INPUT →
***

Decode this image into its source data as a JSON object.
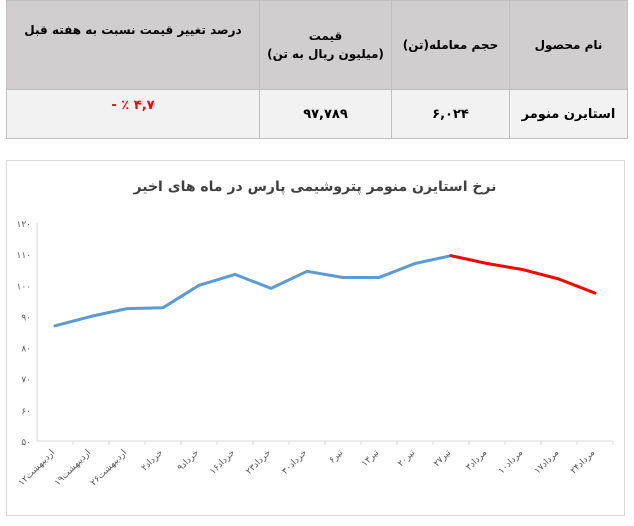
{
  "table": {
    "headers": {
      "product": "نام محصول",
      "volume": "حجم معامله(تن)",
      "price_line1": "قیمت",
      "price_line2": "(میلیون ریال به تن)",
      "change": "درصد تغییر قیمت نسبت به هفته قبل"
    },
    "row": {
      "product": "استایرن منومر",
      "volume": "۶,۰۲۴",
      "price": "۹۷,۷۸۹",
      "change": "۴,۷ ٪ -"
    },
    "colors": {
      "header_bg": "#d0cece",
      "row_bg": "#f2f2f2",
      "negative": "#ff0000"
    }
  },
  "chart_data": {
    "type": "line",
    "title": "نرخ استایرن منومر پتروشیمی پارس در ماه های اخیر",
    "categories": [
      "۱۲اردیبهشت",
      "۱۹اردیبهشت",
      "۲۶اردیبهشت",
      "۲خرداد",
      "۹خرداد",
      "۱۶خرداد",
      "۲۳خرداد",
      "۳۰خرداد",
      "۶تیر",
      "۱۳تیر",
      "۲۰تیر",
      "۲۷تیر",
      "۳مرداد",
      "۱۰مرداد",
      "۱۷مرداد",
      "۲۴مرداد"
    ],
    "values": [
      87,
      90,
      92.5,
      92.8,
      100,
      103.5,
      99,
      104.5,
      102.5,
      102.5,
      107,
      109.5,
      107,
      105,
      102,
      97.5
    ],
    "segments": [
      {
        "from": 0,
        "to": 11,
        "color": "#5b9bd5"
      },
      {
        "from": 11,
        "to": 15,
        "color": "#ff0000"
      }
    ],
    "yticks": [
      "۵۰",
      "۶۰",
      "۷۰",
      "۸۰",
      "۹۰",
      "۱۰۰",
      "۱۱۰",
      "۱۲۰"
    ],
    "ylim": [
      50,
      120
    ],
    "ystep": 10,
    "grid": false
  }
}
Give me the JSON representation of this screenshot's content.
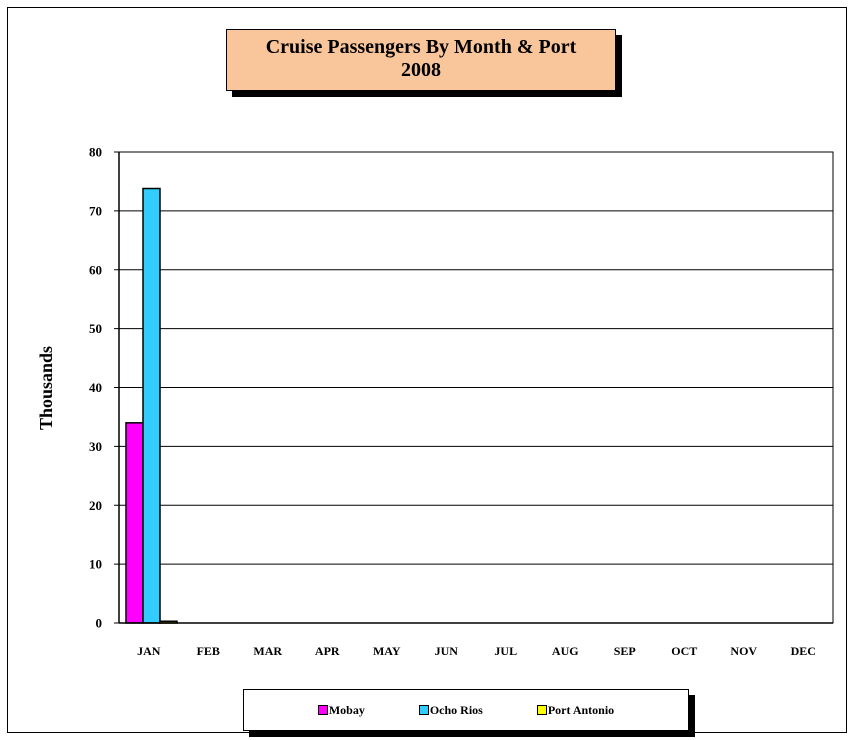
{
  "chart_data": {
    "type": "bar",
    "title": "Cruise Passengers By Month & Port",
    "subtitle": "2008",
    "ylabel": "Thousands",
    "xlabel": "",
    "ylim": [
      0,
      80
    ],
    "yticks": [
      0,
      10,
      20,
      30,
      40,
      50,
      60,
      70,
      80
    ],
    "categories": [
      "JAN",
      "FEB",
      "MAR",
      "APR",
      "MAY",
      "JUN",
      "JUL",
      "AUG",
      "SEP",
      "OCT",
      "NOV",
      "DEC"
    ],
    "series": [
      {
        "name": "Mobay",
        "color": "#ff00ff",
        "values": [
          34,
          0,
          0,
          0,
          0,
          0,
          0,
          0,
          0,
          0,
          0,
          0
        ]
      },
      {
        "name": "Ocho Rios",
        "color": "#33ccff",
        "values": [
          73.8,
          0,
          0,
          0,
          0,
          0,
          0,
          0,
          0,
          0,
          0,
          0
        ]
      },
      {
        "name": "Port Antonio",
        "color": "#ffff00",
        "values": [
          0.3,
          0,
          0,
          0,
          0,
          0,
          0,
          0,
          0,
          0,
          0,
          0
        ]
      }
    ],
    "grid": true,
    "legend_position": "bottom"
  }
}
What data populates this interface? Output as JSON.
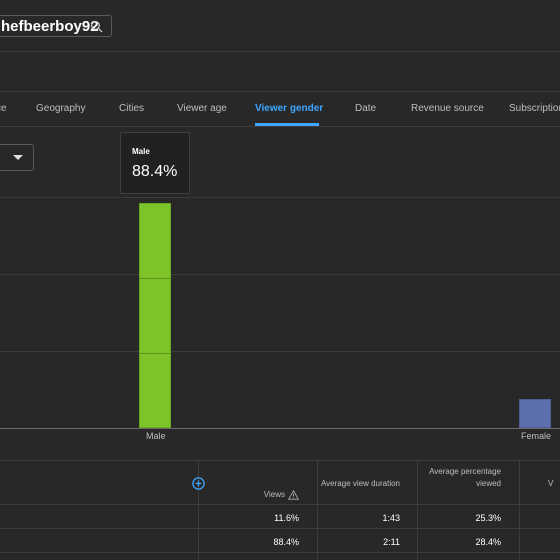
{
  "header": {
    "channel_name": "hefbeerboy92"
  },
  "tabs": [
    {
      "label": "ce"
    },
    {
      "label": "Geography"
    },
    {
      "label": "Cities"
    },
    {
      "label": "Viewer age"
    },
    {
      "label": "Viewer gender",
      "active": true
    },
    {
      "label": "Date"
    },
    {
      "label": "Revenue source"
    },
    {
      "label": "Subscription"
    }
  ],
  "tooltip": {
    "label": "Male",
    "value": "88.4%"
  },
  "chart_data": {
    "type": "bar",
    "categories": [
      "Male",
      "Female"
    ],
    "values": [
      88.4,
      11.6
    ],
    "ylim": [
      0,
      88.4
    ],
    "colors": [
      "#7dc42b",
      "#5e6fae"
    ],
    "grid": true
  },
  "table": {
    "columns": {
      "views": "Views",
      "avg_view_duration": "Average view duration",
      "avg_pct_viewed": "Average percentage viewed"
    },
    "rows": [
      {
        "views": "11.6%",
        "avg_view_duration": "1:43",
        "avg_pct_viewed": "25.3%"
      },
      {
        "views": "88.4%",
        "avg_view_duration": "2:11",
        "avg_pct_viewed": "28.4%"
      }
    ]
  },
  "colors": {
    "accent": "#3ea6ff",
    "background": "#282828"
  }
}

***

THE PROBLEM → Output all of the data exactly as it stands, minus any images.

RESPONSE TO THE TASK →
Decode this image into its source data as a JSON object.
{
  "table": {
    "headers": {
      "product": "نام محصول",
      "volume": "حجم معامله(تن)",
      "price_line1": "قیمت",
      "price_line2": "(میلیون ریال به تن)",
      "change": "درصد تغییر قیمت نسبت به هفته قبل"
    },
    "row": {
      "product": "استایرن منومر",
      "volume": "۶,۰۲۴",
      "price": "۹۷,۷۸۹",
      "change": "۴,۷ ٪ -"
    },
    "colors": {
      "header_bg": "#d0cece",
      "row_bg": "#f2f2f2",
      "negative": "#ff0000"
    }
  },
  "chart_data": {
    "type": "line",
    "title": "نرخ استایرن منومر پتروشیمی پارس در ماه های اخیر",
    "categories": [
      "۱۲اردیبهشت",
      "۱۹اردیبهشت",
      "۲۶اردیبهشت",
      "۲خرداد",
      "۹خرداد",
      "۱۶خرداد",
      "۲۳خرداد",
      "۳۰خرداد",
      "۶تیر",
      "۱۳تیر",
      "۲۰تیر",
      "۲۷تیر",
      "۳مرداد",
      "۱۰مرداد",
      "۱۷مرداد",
      "۲۴مرداد"
    ],
    "values": [
      87,
      90,
      92.5,
      92.8,
      100,
      103.5,
      99,
      104.5,
      102.5,
      102.5,
      107,
      109.5,
      107,
      105,
      102,
      97.5
    ],
    "segments": [
      {
        "from": 0,
        "to": 11,
        "color": "#5b9bd5"
      },
      {
        "from": 11,
        "to": 15,
        "color": "#ff0000"
      }
    ],
    "yticks": [
      "۵۰",
      "۶۰",
      "۷۰",
      "۸۰",
      "۹۰",
      "۱۰۰",
      "۱۱۰",
      "۱۲۰"
    ],
    "ylim": [
      50,
      120
    ],
    "ystep": 10,
    "grid": false
  }
}
Give me the JSON representation of this screenshot's content.
{
  "chart_data": {
    "type": "bar",
    "title": "Cruise Passengers By Month & Port",
    "subtitle": "2008",
    "ylabel": "Thousands",
    "xlabel": "",
    "ylim": [
      0,
      80
    ],
    "yticks": [
      0,
      10,
      20,
      30,
      40,
      50,
      60,
      70,
      80
    ],
    "categories": [
      "JAN",
      "FEB",
      "MAR",
      "APR",
      "MAY",
      "JUN",
      "JUL",
      "AUG",
      "SEP",
      "OCT",
      "NOV",
      "DEC"
    ],
    "series": [
      {
        "name": "Mobay",
        "color": "#ff00ff",
        "values": [
          34,
          0,
          0,
          0,
          0,
          0,
          0,
          0,
          0,
          0,
          0,
          0
        ]
      },
      {
        "name": "Ocho Rios",
        "color": "#33ccff",
        "values": [
          73.8,
          0,
          0,
          0,
          0,
          0,
          0,
          0,
          0,
          0,
          0,
          0
        ]
      },
      {
        "name": "Port Antonio",
        "color": "#ffff00",
        "values": [
          0.3,
          0,
          0,
          0,
          0,
          0,
          0,
          0,
          0,
          0,
          0,
          0
        ]
      }
    ],
    "grid": true,
    "legend_position": "bottom"
  }
}
What data populates this interface? Output as JSON.
{
  "header": {
    "channel_name": "hefbeerboy92"
  },
  "tabs": [
    {
      "label": "ce"
    },
    {
      "label": "Geography"
    },
    {
      "label": "Cities"
    },
    {
      "label": "Viewer age"
    },
    {
      "label": "Viewer gender",
      "active": true
    },
    {
      "label": "Date"
    },
    {
      "label": "Revenue source"
    },
    {
      "label": "Subscription"
    }
  ],
  "tooltip": {
    "label": "Male",
    "value": "88.4%"
  },
  "chart_data": {
    "type": "bar",
    "categories": [
      "Male",
      "Female"
    ],
    "values": [
      88.4,
      11.6
    ],
    "ylim": [
      0,
      88.4
    ],
    "colors": [
      "#7dc42b",
      "#5e6fae"
    ],
    "grid": true
  },
  "table": {
    "columns": {
      "views": "Views",
      "avg_view_duration": "Average view duration",
      "avg_pct_viewed": "Average percentage viewed"
    },
    "rows": [
      {
        "views": "11.6%",
        "avg_view_duration": "1:43",
        "avg_pct_viewed": "25.3%"
      },
      {
        "views": "88.4%",
        "avg_view_duration": "2:11",
        "avg_pct_viewed": "28.4%"
      }
    ]
  },
  "colors": {
    "accent": "#3ea6ff",
    "background": "#282828"
  }
}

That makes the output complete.